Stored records
════

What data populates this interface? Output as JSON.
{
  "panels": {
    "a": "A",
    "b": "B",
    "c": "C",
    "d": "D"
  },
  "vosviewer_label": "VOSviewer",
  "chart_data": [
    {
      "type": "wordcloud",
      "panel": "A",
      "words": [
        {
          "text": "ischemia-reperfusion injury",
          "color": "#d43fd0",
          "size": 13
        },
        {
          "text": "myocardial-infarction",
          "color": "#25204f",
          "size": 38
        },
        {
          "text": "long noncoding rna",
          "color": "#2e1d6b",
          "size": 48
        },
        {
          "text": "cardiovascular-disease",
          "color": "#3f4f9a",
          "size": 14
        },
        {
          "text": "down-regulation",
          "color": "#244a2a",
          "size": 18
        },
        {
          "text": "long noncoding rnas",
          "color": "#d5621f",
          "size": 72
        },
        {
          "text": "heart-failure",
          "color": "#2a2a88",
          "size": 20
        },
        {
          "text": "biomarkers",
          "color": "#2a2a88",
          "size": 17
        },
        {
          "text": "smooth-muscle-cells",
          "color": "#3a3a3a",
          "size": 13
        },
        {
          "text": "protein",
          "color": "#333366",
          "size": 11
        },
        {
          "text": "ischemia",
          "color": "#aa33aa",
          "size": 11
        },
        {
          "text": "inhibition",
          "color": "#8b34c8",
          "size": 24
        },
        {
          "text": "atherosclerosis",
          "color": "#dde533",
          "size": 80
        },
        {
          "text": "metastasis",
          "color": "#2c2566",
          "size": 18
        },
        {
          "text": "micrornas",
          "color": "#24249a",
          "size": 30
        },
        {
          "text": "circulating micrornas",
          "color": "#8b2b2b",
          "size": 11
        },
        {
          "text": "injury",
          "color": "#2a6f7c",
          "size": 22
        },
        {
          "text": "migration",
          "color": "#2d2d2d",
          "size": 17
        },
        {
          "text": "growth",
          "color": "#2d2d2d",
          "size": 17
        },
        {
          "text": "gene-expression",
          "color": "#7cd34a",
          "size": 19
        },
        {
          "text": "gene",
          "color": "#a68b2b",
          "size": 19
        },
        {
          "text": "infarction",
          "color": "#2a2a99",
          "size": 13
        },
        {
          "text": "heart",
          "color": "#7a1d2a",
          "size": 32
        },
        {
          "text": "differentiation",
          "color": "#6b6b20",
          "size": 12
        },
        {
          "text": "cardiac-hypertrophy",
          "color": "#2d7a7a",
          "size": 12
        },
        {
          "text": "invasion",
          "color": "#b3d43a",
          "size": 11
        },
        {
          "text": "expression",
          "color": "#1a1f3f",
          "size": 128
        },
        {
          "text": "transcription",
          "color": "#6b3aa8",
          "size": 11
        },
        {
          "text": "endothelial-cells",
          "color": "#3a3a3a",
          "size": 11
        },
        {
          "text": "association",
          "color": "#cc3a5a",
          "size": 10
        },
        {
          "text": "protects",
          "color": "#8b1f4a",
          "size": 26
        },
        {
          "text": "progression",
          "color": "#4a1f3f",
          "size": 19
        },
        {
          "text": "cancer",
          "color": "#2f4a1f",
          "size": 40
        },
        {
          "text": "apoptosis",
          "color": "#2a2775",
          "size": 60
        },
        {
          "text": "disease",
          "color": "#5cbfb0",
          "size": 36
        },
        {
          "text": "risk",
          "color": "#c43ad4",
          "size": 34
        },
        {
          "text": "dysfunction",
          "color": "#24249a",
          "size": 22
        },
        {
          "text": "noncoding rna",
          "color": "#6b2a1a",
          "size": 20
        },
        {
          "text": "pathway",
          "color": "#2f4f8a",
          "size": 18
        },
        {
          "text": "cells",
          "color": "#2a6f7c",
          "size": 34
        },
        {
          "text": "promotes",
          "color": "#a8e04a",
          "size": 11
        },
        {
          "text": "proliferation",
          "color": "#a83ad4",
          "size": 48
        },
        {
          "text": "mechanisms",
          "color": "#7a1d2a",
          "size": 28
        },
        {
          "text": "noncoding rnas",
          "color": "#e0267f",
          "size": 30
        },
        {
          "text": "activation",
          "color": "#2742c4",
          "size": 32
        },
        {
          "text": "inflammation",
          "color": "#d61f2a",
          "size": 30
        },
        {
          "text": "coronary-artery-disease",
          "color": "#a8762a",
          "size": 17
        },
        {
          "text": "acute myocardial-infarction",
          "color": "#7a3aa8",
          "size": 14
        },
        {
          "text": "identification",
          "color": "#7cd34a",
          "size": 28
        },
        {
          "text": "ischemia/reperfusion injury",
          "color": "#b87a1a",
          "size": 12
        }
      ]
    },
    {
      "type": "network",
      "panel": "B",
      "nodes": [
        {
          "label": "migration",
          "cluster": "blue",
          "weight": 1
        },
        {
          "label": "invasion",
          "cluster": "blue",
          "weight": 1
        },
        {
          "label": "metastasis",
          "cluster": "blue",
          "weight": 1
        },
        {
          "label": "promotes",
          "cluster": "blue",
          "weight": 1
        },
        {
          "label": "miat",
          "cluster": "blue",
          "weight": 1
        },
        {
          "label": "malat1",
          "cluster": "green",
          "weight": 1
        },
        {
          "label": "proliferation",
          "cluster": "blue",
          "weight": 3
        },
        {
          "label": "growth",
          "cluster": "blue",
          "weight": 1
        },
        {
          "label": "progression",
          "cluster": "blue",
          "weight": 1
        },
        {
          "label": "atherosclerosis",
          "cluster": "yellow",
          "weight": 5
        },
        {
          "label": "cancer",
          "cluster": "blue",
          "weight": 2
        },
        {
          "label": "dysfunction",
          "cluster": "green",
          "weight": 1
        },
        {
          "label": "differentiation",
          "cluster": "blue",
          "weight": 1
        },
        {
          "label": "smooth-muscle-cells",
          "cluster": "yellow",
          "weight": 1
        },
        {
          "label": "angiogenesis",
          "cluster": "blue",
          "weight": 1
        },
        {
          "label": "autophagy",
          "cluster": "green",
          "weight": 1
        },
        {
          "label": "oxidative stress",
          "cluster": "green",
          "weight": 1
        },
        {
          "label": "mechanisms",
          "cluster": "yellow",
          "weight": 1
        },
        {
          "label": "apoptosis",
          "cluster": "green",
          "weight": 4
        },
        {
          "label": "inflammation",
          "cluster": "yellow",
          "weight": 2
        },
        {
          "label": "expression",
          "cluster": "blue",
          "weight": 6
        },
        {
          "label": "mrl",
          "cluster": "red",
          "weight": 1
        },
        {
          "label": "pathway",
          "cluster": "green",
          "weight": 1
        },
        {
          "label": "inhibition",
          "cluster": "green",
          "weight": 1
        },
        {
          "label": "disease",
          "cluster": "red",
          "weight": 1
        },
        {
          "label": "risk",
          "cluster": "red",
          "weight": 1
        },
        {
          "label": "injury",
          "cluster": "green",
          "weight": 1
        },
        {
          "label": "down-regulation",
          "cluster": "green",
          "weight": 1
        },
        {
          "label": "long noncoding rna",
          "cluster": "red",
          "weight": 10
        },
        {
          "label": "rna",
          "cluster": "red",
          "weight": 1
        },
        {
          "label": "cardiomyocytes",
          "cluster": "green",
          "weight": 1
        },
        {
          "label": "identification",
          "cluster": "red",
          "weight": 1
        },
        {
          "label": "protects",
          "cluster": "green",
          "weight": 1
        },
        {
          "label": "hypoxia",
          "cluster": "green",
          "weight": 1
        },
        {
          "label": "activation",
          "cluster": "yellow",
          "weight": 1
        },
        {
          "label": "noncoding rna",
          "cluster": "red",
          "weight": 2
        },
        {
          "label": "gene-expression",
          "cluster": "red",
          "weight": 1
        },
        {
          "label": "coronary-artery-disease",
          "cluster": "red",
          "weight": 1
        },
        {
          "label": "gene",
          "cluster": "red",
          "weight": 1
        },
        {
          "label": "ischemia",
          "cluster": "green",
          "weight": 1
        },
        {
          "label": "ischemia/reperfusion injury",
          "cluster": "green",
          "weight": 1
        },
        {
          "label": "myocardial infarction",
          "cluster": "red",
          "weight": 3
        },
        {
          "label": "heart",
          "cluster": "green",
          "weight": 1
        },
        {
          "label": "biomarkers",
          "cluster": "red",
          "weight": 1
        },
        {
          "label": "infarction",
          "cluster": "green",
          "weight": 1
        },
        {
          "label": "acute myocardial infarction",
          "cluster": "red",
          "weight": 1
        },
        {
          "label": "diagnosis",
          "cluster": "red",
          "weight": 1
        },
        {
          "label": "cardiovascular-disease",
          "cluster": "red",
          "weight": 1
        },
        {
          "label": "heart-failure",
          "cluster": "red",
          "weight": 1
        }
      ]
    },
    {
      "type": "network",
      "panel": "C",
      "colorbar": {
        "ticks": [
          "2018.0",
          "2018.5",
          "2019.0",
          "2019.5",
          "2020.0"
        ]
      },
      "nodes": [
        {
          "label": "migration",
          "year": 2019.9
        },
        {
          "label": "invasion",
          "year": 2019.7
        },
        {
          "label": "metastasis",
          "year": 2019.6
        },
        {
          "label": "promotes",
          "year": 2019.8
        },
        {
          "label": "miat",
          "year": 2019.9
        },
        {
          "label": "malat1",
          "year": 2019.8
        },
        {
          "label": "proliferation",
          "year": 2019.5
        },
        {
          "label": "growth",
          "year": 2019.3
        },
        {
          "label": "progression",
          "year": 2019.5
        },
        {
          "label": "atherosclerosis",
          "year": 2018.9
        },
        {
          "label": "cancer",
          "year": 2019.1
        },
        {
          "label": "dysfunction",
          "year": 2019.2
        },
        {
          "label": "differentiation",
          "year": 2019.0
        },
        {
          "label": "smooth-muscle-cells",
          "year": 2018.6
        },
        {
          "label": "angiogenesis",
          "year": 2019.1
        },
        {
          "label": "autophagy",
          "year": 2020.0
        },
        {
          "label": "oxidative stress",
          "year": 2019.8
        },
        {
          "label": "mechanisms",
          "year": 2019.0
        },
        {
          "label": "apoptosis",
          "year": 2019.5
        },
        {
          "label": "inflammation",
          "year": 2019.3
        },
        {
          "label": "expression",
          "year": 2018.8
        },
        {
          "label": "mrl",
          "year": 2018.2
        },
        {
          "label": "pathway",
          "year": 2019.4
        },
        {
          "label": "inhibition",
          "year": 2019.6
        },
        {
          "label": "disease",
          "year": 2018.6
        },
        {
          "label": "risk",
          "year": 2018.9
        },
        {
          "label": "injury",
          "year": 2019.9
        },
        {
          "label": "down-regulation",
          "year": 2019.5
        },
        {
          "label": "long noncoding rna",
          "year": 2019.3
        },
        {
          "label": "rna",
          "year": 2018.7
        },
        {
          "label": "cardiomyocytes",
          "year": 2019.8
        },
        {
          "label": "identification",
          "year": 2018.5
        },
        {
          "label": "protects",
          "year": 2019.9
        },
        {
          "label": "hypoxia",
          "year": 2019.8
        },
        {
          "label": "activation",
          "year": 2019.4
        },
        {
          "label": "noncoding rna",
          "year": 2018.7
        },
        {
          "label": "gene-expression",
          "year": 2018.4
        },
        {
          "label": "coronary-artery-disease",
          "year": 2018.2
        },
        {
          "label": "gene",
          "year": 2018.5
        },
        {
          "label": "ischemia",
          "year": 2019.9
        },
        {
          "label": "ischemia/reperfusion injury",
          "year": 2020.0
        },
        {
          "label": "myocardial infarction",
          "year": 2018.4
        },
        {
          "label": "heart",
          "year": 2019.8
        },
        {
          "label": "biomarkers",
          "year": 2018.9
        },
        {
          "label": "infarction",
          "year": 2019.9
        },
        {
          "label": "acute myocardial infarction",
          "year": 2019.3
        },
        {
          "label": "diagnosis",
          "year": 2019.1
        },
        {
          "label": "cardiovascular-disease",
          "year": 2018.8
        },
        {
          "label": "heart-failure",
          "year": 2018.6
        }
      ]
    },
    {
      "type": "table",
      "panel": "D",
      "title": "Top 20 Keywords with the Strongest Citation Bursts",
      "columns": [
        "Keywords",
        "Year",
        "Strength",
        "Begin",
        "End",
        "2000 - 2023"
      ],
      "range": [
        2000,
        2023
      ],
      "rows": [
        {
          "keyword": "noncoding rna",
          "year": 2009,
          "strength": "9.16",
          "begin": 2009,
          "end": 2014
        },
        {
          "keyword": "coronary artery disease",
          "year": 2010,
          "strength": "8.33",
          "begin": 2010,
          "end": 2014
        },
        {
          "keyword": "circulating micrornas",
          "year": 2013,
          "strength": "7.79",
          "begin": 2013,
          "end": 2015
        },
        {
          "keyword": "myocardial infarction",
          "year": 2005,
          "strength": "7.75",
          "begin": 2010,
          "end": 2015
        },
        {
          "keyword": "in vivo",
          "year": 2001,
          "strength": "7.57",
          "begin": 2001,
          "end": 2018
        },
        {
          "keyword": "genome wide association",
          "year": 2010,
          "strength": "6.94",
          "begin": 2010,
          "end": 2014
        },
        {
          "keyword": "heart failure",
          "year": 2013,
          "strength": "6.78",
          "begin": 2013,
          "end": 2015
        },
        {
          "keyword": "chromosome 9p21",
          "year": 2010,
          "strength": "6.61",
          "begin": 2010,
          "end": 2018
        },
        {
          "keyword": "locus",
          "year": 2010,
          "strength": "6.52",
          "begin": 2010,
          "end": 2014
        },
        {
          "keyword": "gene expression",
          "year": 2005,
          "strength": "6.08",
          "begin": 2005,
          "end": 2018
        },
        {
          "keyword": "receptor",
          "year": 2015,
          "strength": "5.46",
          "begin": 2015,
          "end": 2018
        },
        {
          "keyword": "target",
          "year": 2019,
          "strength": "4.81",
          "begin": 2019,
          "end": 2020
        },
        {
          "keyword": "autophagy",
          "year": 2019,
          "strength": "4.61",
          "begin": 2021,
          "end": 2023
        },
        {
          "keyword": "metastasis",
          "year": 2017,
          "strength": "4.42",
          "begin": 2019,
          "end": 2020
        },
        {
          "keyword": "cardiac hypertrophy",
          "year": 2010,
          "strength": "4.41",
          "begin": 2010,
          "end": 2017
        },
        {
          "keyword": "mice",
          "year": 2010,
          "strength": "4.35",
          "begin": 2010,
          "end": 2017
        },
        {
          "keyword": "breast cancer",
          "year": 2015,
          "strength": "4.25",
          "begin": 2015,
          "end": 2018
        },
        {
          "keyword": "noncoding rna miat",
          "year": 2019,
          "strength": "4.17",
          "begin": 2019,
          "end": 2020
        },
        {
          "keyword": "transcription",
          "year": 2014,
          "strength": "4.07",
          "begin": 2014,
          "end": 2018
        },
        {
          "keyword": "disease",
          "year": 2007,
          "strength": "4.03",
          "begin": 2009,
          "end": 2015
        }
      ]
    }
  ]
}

════

_To do_
Set apart and copy each line of the records that holds the word "transcription".

_Output_
          "text": "transcription",
          "keyword": "transcription",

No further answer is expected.